## JOB
Beneath this task is a listing. State how many of its lines include the string "Amenities", giving nothing but the number.

***** MATERIAL

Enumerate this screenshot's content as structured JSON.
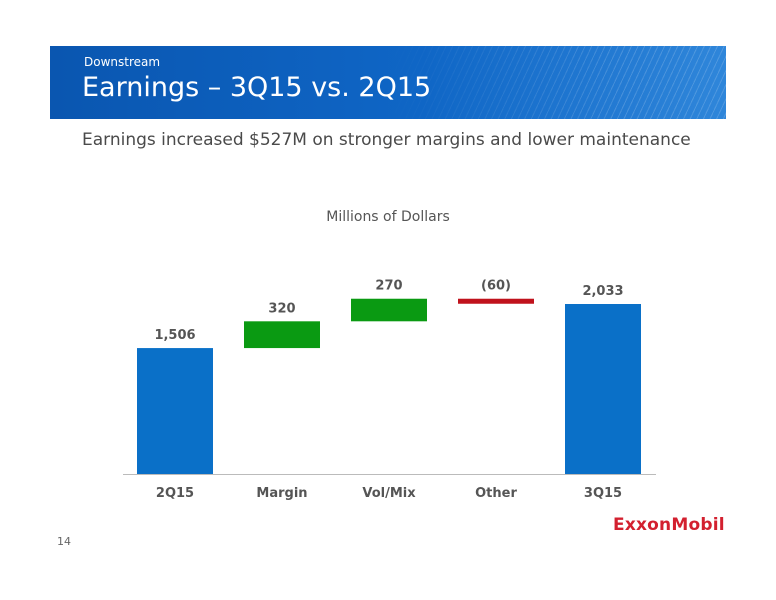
{
  "header": {
    "kicker": "Downstream",
    "title": "Earnings – 3Q15 vs. 2Q15",
    "band_color": "#0f66c6"
  },
  "subtitle": "Earnings increased $527M on stronger margins and lower maintenance",
  "chart_data": {
    "type": "bar",
    "subtype": "waterfall",
    "unit_label": "Millions of Dollars",
    "categories": [
      "2Q15",
      "Margin",
      "Vol/Mix",
      "Other",
      "3Q15"
    ],
    "values": [
      1506,
      320,
      270,
      -60,
      2033
    ],
    "bar_kinds": [
      "total",
      "delta",
      "delta",
      "delta",
      "total"
    ],
    "data_labels": [
      "1,506",
      "320",
      "270",
      "(60)",
      "2,033"
    ],
    "colors": {
      "total": "#0a70c8",
      "increase": "#0a9a12",
      "decrease": "#c0121c",
      "axis": "#bbbbbb"
    },
    "ylim": [
      0,
      2033
    ],
    "grid": false,
    "legend": "none"
  },
  "footer": {
    "page_number": "14",
    "logo_text": "ExxonMobil",
    "logo_color": "#d3202f"
  }
}
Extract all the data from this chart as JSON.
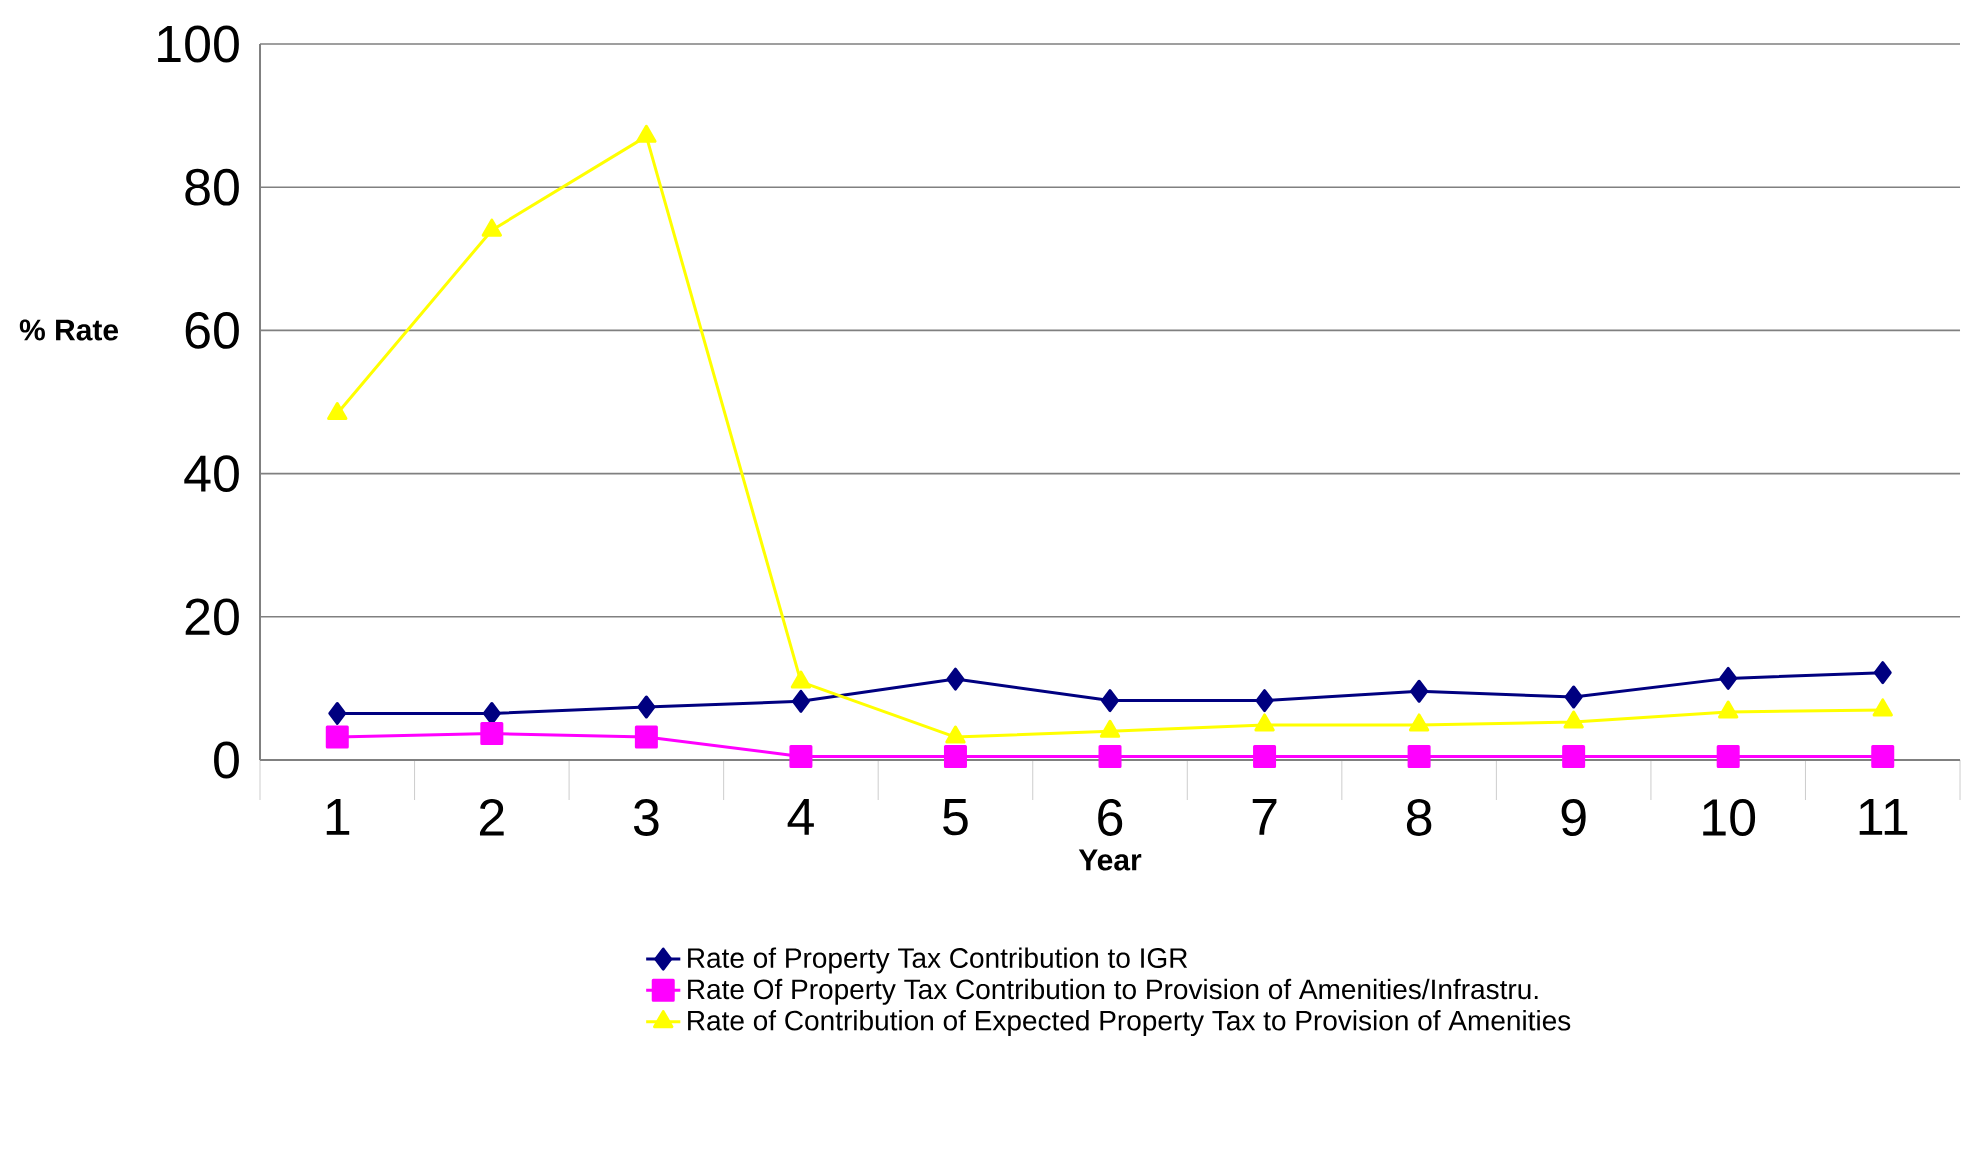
{
  "chart_data": {
    "type": "line",
    "xlabel": "Year",
    "ylabel": "% Rate",
    "categories": [
      "1",
      "2",
      "3",
      "4",
      "5",
      "6",
      "7",
      "8",
      "9",
      "10",
      "11"
    ],
    "series": [
      {
        "name": "Rate of Property Tax Contribution to IGR",
        "color": "#000080",
        "marker": "diamond",
        "values": [
          6.5,
          6.5,
          7.4,
          8.2,
          11.3,
          8.3,
          8.3,
          9.6,
          8.8,
          11.4,
          12.2
        ]
      },
      {
        "name": "Rate Of Property Tax Contribution to Provision of Amenities/Infrastru.",
        "color": "#ff00ff",
        "marker": "square",
        "values": [
          3.2,
          3.7,
          3.2,
          0.5,
          0.5,
          0.5,
          0.5,
          0.5,
          0.5,
          0.5,
          0.5
        ]
      },
      {
        "name": "Rate of Contribution of Expected Property Tax to Provision of Amenities",
        "color": "#ffff00",
        "marker": "triangle",
        "values": [
          48.4,
          74,
          87.1,
          10.9,
          3.2,
          4.0,
          4.9,
          4.9,
          5.3,
          6.7,
          7.0
        ]
      }
    ],
    "ylim": [
      0,
      100
    ],
    "yticks": [
      0,
      20,
      40,
      60,
      80,
      100
    ],
    "grid": "y",
    "legend": "bottom"
  }
}
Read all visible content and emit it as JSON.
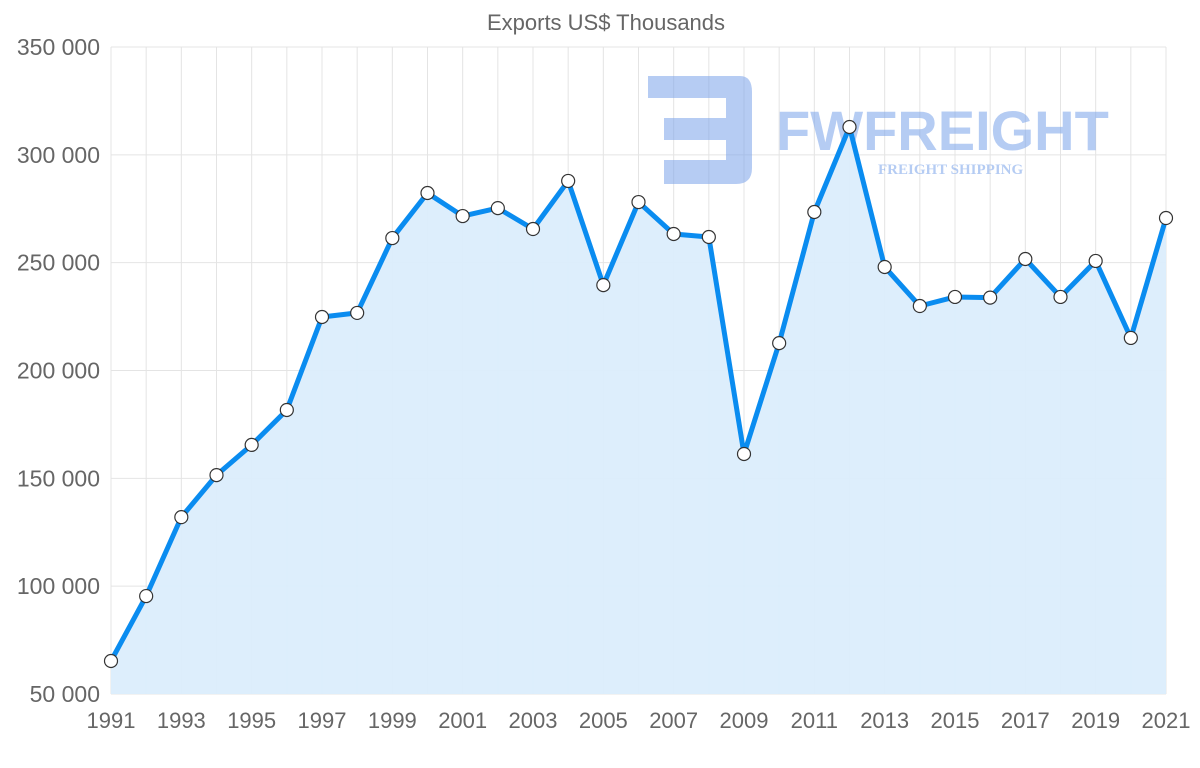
{
  "chart_data": {
    "type": "area",
    "title": "Exports US$ Thousands",
    "xlabel": "",
    "ylabel": "",
    "x": [
      1991,
      1992,
      1993,
      1994,
      1995,
      1996,
      1997,
      1998,
      1999,
      2000,
      2001,
      2002,
      2003,
      2004,
      2005,
      2006,
      2007,
      2008,
      2009,
      2010,
      2011,
      2012,
      2013,
      2014,
      2015,
      2016,
      2017,
      2018,
      2019,
      2020,
      2021
    ],
    "series": [
      {
        "name": "Exports US$ Thousands",
        "values": [
          65300,
          95400,
          132000,
          151500,
          165500,
          181700,
          224800,
          226700,
          261400,
          282300,
          271600,
          275300,
          265600,
          287900,
          239600,
          278100,
          263300,
          261900,
          161300,
          212700,
          273500,
          312900,
          248000,
          229900,
          234100,
          233800,
          251700,
          234100,
          250800,
          215100,
          270700
        ]
      }
    ],
    "ylim": [
      50000,
      350000
    ],
    "yticks": [
      50000,
      100000,
      150000,
      200000,
      250000,
      300000,
      350000
    ],
    "ytick_labels": [
      "50 000",
      "100 000",
      "150 000",
      "200 000",
      "250 000",
      "300 000",
      "350 000"
    ],
    "xtick_labels": [
      "1991",
      "1993",
      "1995",
      "1997",
      "1999",
      "2001",
      "2003",
      "2005",
      "2007",
      "2009",
      "2011",
      "2013",
      "2015",
      "2017",
      "2019",
      "2021"
    ],
    "grid": true,
    "colors": {
      "line": "#0a8cf0",
      "fill": "#dbedfc",
      "grid": "#e4e4e4",
      "point_fill": "#ffffff"
    }
  },
  "watermark": {
    "brand": "FWFREIGHT",
    "tagline": "FREIGHT SHIPPING"
  }
}
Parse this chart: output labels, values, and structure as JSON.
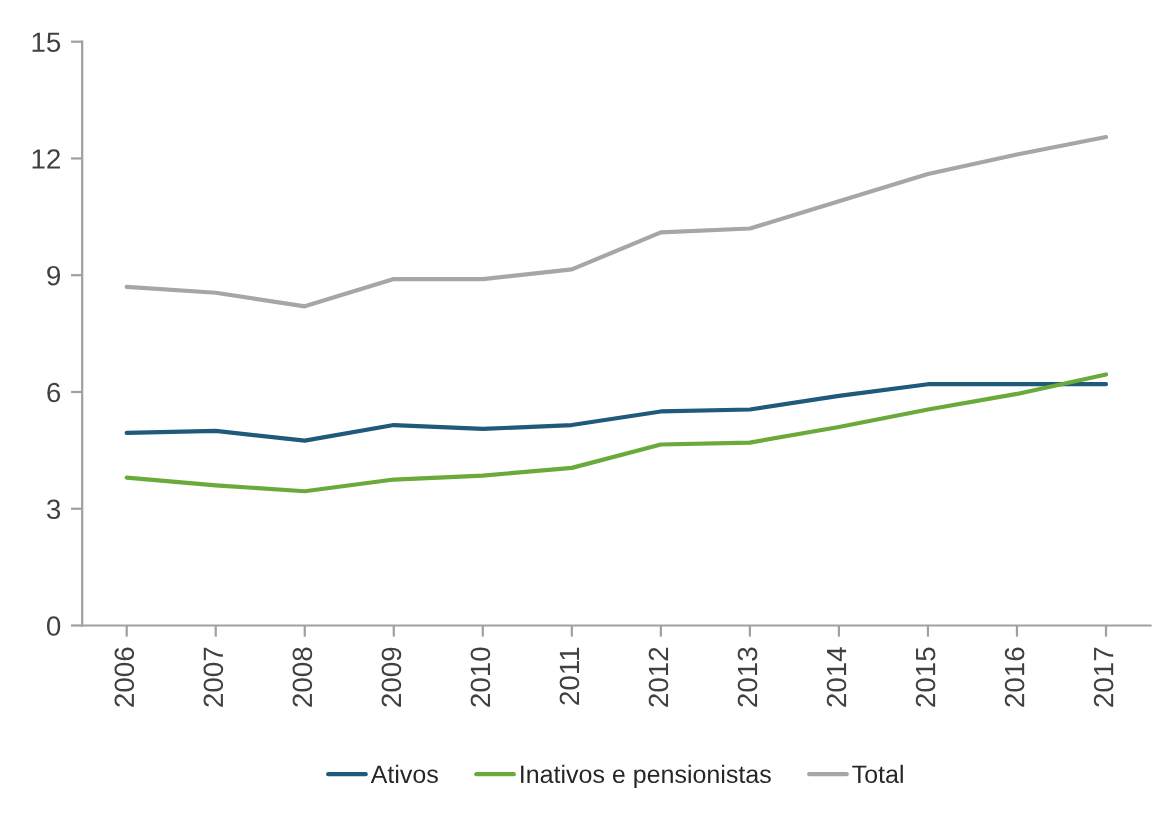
{
  "chart_data": {
    "type": "line",
    "categories": [
      "2006",
      "2007",
      "2008",
      "2009",
      "2010",
      "2011",
      "2012",
      "2013",
      "2014",
      "2015",
      "2016",
      "2017"
    ],
    "series": [
      {
        "name": "Ativos",
        "color": "#1f5a7a",
        "values": [
          4.95,
          5.0,
          4.75,
          5.15,
          5.05,
          5.15,
          5.5,
          5.55,
          5.9,
          6.2,
          6.2,
          6.2
        ]
      },
      {
        "name": "Inativos e pensionistas",
        "color": "#6aaa3a",
        "values": [
          3.8,
          3.6,
          3.45,
          3.75,
          3.85,
          4.05,
          4.65,
          4.7,
          5.1,
          5.55,
          5.95,
          6.45
        ]
      },
      {
        "name": "Total",
        "color": "#a6a6a6",
        "values": [
          8.7,
          8.55,
          8.2,
          8.9,
          8.9,
          9.15,
          10.1,
          10.2,
          10.9,
          11.6,
          12.1,
          12.55
        ]
      }
    ],
    "ylim": [
      0,
      15
    ],
    "yticks": [
      0,
      3,
      6,
      9,
      12,
      15
    ],
    "grid": false,
    "legend": "bottom"
  }
}
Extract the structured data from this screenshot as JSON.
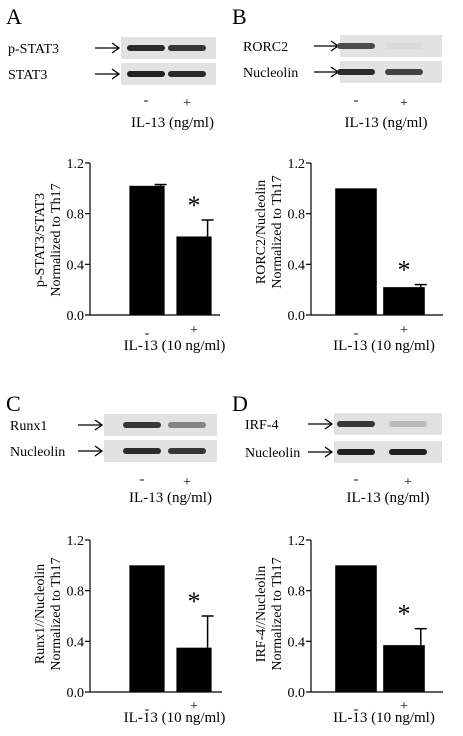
{
  "figure": {
    "panels": [
      {
        "letter": "A",
        "blot": {
          "rows": [
            "p-STAT3",
            "STAT3"
          ],
          "signs": [
            "-",
            "+"
          ],
          "treatment": "IL-13 (ng/ml)",
          "band_intensity": [
            [
              0.85,
              0.8
            ],
            [
              0.9,
              0.85
            ]
          ]
        }
      },
      {
        "letter": "B",
        "blot": {
          "rows": [
            "RORC2",
            "Nucleolin"
          ],
          "signs": [
            "-",
            "+"
          ],
          "treatment": "IL-13 (ng/ml)",
          "band_intensity": [
            [
              0.7,
              0.05
            ],
            [
              0.85,
              0.75
            ]
          ]
        }
      },
      {
        "letter": "C",
        "blot": {
          "rows": [
            "Runx1",
            "Nucleolin"
          ],
          "signs": [
            "-",
            "+"
          ],
          "treatment": "IL-13 (ng/ml)",
          "band_intensity": [
            [
              0.8,
              0.45
            ],
            [
              0.85,
              0.8
            ]
          ]
        }
      },
      {
        "letter": "D",
        "blot": {
          "rows": [
            "IRF-4",
            "Nucleolin"
          ],
          "signs": [
            "-",
            "+"
          ],
          "treatment": "IL-13 (ng/ml)",
          "band_intensity": [
            [
              0.8,
              0.2
            ],
            [
              0.9,
              0.9
            ]
          ]
        }
      }
    ]
  },
  "chart_data": [
    {
      "type": "bar",
      "ylabel": [
        "p-STAT3/STAT3",
        "Normalized to Th17"
      ],
      "ylim": [
        0,
        1.2
      ],
      "yticks": [
        "0.0",
        "0.4",
        "0.8",
        "1.2"
      ],
      "categories": [
        "-",
        "+"
      ],
      "xlabel": "IL-13 (10 ng/ml)",
      "values": [
        1.02,
        0.62
      ],
      "errors": [
        0.01,
        0.13
      ],
      "significance": [
        "",
        "*"
      ],
      "bar_color": "#000000"
    },
    {
      "type": "bar",
      "ylabel": [
        "RORC2/Nucleolin",
        "Normalized to Th17"
      ],
      "ylim": [
        0,
        1.2
      ],
      "yticks": [
        "0.0",
        "0.4",
        "0.8",
        "1.2"
      ],
      "categories": [
        "-",
        "+"
      ],
      "xlabel": "IL-13 (10 ng/ml)",
      "values": [
        1.0,
        0.22
      ],
      "errors": [
        0,
        0.02
      ],
      "significance": [
        "",
        "*"
      ],
      "bar_color": "#000000"
    },
    {
      "type": "bar",
      "ylabel": [
        "Runx1//Nucleolin",
        "Normalized to Th17"
      ],
      "ylim": [
        0,
        1.2
      ],
      "yticks": [
        "0.0",
        "0.4",
        "0.8",
        "1.2"
      ],
      "categories": [
        "-",
        "+"
      ],
      "xlabel": "IL-13 (10 ng/ml)",
      "values": [
        1.0,
        0.35
      ],
      "errors": [
        0,
        0.25
      ],
      "significance": [
        "",
        "*"
      ],
      "bar_color": "#000000"
    },
    {
      "type": "bar",
      "ylabel": [
        "IRF-4//Nucleolin",
        "Normalized to Th17"
      ],
      "ylim": [
        0,
        1.2
      ],
      "yticks": [
        "0.0",
        "0.4",
        "0.8",
        "1.2"
      ],
      "categories": [
        "-",
        "+"
      ],
      "xlabel": "IL-13 (10 ng/ml)",
      "values": [
        1.0,
        0.37
      ],
      "errors": [
        0,
        0.13
      ],
      "significance": [
        "",
        "*"
      ],
      "bar_color": "#000000"
    }
  ]
}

**********

## RESPONSE TO THIS EXERCISE
2